■ Task requirements:
Would you transcribe all of the data exactly, down to the last character?

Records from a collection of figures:
START
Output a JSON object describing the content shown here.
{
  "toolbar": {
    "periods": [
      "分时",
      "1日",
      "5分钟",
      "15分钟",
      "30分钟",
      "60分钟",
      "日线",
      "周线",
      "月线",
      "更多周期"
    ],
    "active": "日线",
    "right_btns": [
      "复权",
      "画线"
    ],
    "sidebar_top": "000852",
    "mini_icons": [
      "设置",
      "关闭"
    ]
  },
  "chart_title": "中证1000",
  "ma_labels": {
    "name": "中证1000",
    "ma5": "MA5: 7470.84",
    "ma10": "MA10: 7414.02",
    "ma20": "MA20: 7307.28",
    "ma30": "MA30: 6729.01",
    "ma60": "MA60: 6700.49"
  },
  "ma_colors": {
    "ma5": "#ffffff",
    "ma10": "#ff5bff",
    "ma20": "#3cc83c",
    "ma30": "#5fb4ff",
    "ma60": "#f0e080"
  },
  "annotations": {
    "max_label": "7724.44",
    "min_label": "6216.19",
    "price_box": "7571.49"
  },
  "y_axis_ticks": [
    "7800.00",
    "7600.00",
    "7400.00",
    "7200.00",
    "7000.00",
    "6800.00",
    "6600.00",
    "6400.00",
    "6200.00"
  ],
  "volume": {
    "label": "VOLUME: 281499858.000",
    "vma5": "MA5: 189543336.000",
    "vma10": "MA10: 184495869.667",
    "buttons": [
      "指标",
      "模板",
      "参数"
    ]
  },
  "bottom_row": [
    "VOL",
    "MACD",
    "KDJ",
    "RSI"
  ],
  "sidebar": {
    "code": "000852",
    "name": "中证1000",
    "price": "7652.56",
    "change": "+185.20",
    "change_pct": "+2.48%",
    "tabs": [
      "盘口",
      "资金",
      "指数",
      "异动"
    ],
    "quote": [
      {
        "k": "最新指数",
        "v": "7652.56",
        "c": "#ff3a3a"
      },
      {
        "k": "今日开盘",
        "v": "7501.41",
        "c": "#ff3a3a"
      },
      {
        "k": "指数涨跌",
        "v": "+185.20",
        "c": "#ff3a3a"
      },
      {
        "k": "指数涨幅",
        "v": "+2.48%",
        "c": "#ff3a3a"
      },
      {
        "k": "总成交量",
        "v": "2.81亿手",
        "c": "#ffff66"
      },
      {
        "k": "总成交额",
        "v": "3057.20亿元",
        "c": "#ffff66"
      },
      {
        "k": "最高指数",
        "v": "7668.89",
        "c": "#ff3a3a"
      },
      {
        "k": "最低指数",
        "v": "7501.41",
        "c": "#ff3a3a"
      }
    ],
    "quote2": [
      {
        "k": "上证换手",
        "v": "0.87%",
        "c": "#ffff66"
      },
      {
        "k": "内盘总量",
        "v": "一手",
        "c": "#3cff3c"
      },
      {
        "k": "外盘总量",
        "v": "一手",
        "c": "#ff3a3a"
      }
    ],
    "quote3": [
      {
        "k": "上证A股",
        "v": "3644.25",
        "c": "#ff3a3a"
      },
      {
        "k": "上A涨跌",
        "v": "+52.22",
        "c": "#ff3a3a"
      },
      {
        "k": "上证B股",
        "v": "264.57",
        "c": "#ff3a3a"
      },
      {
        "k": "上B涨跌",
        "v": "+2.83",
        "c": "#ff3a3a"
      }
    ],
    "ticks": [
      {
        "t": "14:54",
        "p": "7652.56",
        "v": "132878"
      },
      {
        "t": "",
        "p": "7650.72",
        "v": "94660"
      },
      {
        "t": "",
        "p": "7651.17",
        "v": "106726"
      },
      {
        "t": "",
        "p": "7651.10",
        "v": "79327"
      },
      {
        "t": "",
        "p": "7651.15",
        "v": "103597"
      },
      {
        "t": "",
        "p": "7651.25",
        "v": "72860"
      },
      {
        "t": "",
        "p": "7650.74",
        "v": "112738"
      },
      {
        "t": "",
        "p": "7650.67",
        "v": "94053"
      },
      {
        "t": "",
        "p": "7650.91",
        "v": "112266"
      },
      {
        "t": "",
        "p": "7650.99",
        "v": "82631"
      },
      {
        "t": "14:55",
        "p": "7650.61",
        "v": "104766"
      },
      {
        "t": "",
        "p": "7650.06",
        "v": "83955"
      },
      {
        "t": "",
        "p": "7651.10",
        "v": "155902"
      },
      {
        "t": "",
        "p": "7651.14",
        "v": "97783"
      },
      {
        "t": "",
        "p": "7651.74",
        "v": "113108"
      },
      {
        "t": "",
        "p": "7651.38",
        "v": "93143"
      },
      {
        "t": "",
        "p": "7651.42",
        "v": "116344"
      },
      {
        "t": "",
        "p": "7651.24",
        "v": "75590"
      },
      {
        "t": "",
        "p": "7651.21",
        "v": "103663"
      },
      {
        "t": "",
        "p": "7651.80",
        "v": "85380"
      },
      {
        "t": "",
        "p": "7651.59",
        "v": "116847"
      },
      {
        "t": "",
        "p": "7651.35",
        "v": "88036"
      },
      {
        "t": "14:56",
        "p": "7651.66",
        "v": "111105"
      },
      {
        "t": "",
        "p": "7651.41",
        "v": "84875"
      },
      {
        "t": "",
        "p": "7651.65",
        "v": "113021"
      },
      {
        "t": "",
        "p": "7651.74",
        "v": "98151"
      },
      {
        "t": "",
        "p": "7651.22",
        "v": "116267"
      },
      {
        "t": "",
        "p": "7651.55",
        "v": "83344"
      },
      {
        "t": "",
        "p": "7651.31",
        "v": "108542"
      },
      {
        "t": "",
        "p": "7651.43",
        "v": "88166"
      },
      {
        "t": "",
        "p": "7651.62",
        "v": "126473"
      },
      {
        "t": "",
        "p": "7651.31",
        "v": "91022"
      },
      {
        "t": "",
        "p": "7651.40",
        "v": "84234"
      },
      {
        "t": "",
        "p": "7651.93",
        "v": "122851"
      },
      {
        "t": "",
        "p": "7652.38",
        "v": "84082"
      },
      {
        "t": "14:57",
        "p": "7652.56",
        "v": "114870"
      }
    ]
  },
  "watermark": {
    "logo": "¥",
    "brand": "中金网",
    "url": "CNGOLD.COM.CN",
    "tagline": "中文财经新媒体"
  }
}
END
■ Task solution:
Output a JSON object describing the content shown here.
{
  "toolbar": {
    "periods": [
      "分时",
      "1日",
      "5分钟",
      "15分钟",
      "30分钟",
      "60分钟",
      "日线",
      "周线",
      "月线",
      "更多周期"
    ],
    "active": "日线",
    "right_btns": [
      "复权",
      "画线"
    ],
    "sidebar_top": "000852",
    "mini_icons": [
      "设置",
      "关闭"
    ]
  },
  "chart_title": "中证1000",
  "ma_labels": {
    "name": "中证1000",
    "ma5": "MA5: 7470.84",
    "ma10": "MA10: 7414.02",
    "ma20": "MA20: 7307.28",
    "ma30": "MA30: 6729.01",
    "ma60": "MA60: 6700.49"
  },
  "ma_colors": {
    "ma5": "#ffffff",
    "ma10": "#ff5bff",
    "ma20": "#3cc83c",
    "ma30": "#5fb4ff",
    "ma60": "#f0e080"
  },
  "annotations": {
    "max_label": "7724.44",
    "min_label": "6216.19",
    "price_box": "7571.49"
  },
  "y_axis_ticks": [
    "7800.00",
    "7600.00",
    "7400.00",
    "7200.00",
    "7000.00",
    "6800.00",
    "6600.00",
    "6400.00",
    "6200.00"
  ],
  "volume": {
    "label": "VOLUME: 281499858.000",
    "vma5": "MA5: 189543336.000",
    "vma10": "MA10: 184495869.667",
    "buttons": [
      "指标",
      "模板",
      "参数"
    ]
  },
  "bottom_row": [
    "VOL",
    "MACD",
    "KDJ",
    "RSI"
  ],
  "sidebar": {
    "code": "000852",
    "name": "中证1000",
    "price": "7652.56",
    "change": "+185.20",
    "change_pct": "+2.48%",
    "tabs": [
      "盘口",
      "资金",
      "指数",
      "异动"
    ],
    "quote": [
      {
        "k": "最新指数",
        "v": "7652.56",
        "c": "#ff3a3a"
      },
      {
        "k": "今日开盘",
        "v": "7501.41",
        "c": "#ff3a3a"
      },
      {
        "k": "指数涨跌",
        "v": "+185.20",
        "c": "#ff3a3a"
      },
      {
        "k": "指数涨幅",
        "v": "+2.48%",
        "c": "#ff3a3a"
      },
      {
        "k": "总成交量",
        "v": "2.81亿手",
        "c": "#ffff66"
      },
      {
        "k": "总成交额",
        "v": "3057.20亿元",
        "c": "#ffff66"
      },
      {
        "k": "最高指数",
        "v": "7668.89",
        "c": "#ff3a3a"
      },
      {
        "k": "最低指数",
        "v": "7501.41",
        "c": "#ff3a3a"
      }
    ],
    "quote2": [
      {
        "k": "上证换手",
        "v": "0.87%",
        "c": "#ffff66"
      },
      {
        "k": "内盘总量",
        "v": "一手",
        "c": "#3cff3c"
      },
      {
        "k": "外盘总量",
        "v": "一手",
        "c": "#ff3a3a"
      }
    ],
    "quote3": [
      {
        "k": "上证A股",
        "v": "3644.25",
        "c": "#ff3a3a"
      },
      {
        "k": "上A涨跌",
        "v": "+52.22",
        "c": "#ff3a3a"
      },
      {
        "k": "上证B股",
        "v": "264.57",
        "c": "#ff3a3a"
      },
      {
        "k": "上B涨跌",
        "v": "+2.83",
        "c": "#ff3a3a"
      }
    ],
    "ticks": [
      {
        "t": "14:54",
        "p": "7652.56",
        "v": "132878"
      },
      {
        "t": "",
        "p": "7650.72",
        "v": "94660"
      },
      {
        "t": "",
        "p": "7651.17",
        "v": "106726"
      },
      {
        "t": "",
        "p": "7651.10",
        "v": "79327"
      },
      {
        "t": "",
        "p": "7651.15",
        "v": "103597"
      },
      {
        "t": "",
        "p": "7651.25",
        "v": "72860"
      },
      {
        "t": "",
        "p": "7650.74",
        "v": "112738"
      },
      {
        "t": "",
        "p": "7650.67",
        "v": "94053"
      },
      {
        "t": "",
        "p": "7650.91",
        "v": "112266"
      },
      {
        "t": "",
        "p": "7650.99",
        "v": "82631"
      },
      {
        "t": "14:55",
        "p": "7650.61",
        "v": "104766"
      },
      {
        "t": "",
        "p": "7650.06",
        "v": "83955"
      },
      {
        "t": "",
        "p": "7651.10",
        "v": "155902"
      },
      {
        "t": "",
        "p": "7651.14",
        "v": "97783"
      },
      {
        "t": "",
        "p": "7651.74",
        "v": "113108"
      },
      {
        "t": "",
        "p": "7651.38",
        "v": "93143"
      },
      {
        "t": "",
        "p": "7651.42",
        "v": "116344"
      },
      {
        "t": "",
        "p": "7651.24",
        "v": "75590"
      },
      {
        "t": "",
        "p": "7651.21",
        "v": "103663"
      },
      {
        "t": "",
        "p": "7651.80",
        "v": "85380"
      },
      {
        "t": "",
        "p": "7651.59",
        "v": "116847"
      },
      {
        "t": "",
        "p": "7651.35",
        "v": "88036"
      },
      {
        "t": "14:56",
        "p": "7651.66",
        "v": "111105"
      },
      {
        "t": "",
        "p": "7651.41",
        "v": "84875"
      },
      {
        "t": "",
        "p": "7651.65",
        "v": "113021"
      },
      {
        "t": "",
        "p": "7651.74",
        "v": "98151"
      },
      {
        "t": "",
        "p": "7651.22",
        "v": "116267"
      },
      {
        "t": "",
        "p": "7651.55",
        "v": "83344"
      },
      {
        "t": "",
        "p": "7651.31",
        "v": "108542"
      },
      {
        "t": "",
        "p": "7651.43",
        "v": "88166"
      },
      {
        "t": "",
        "p": "7651.62",
        "v": "126473"
      },
      {
        "t": "",
        "p": "7651.31",
        "v": "91022"
      },
      {
        "t": "",
        "p": "7651.40",
        "v": "84234"
      },
      {
        "t": "",
        "p": "7651.93",
        "v": "122851"
      },
      {
        "t": "",
        "p": "7652.38",
        "v": "84082"
      },
      {
        "t": "14:57",
        "p": "7652.56",
        "v": "114870"
      }
    ]
  },
  "watermark": {
    "logo": "¥",
    "brand": "中金网",
    "url": "CNGOLD.COM.CN",
    "tagline": "中文财经新媒体"
  }
}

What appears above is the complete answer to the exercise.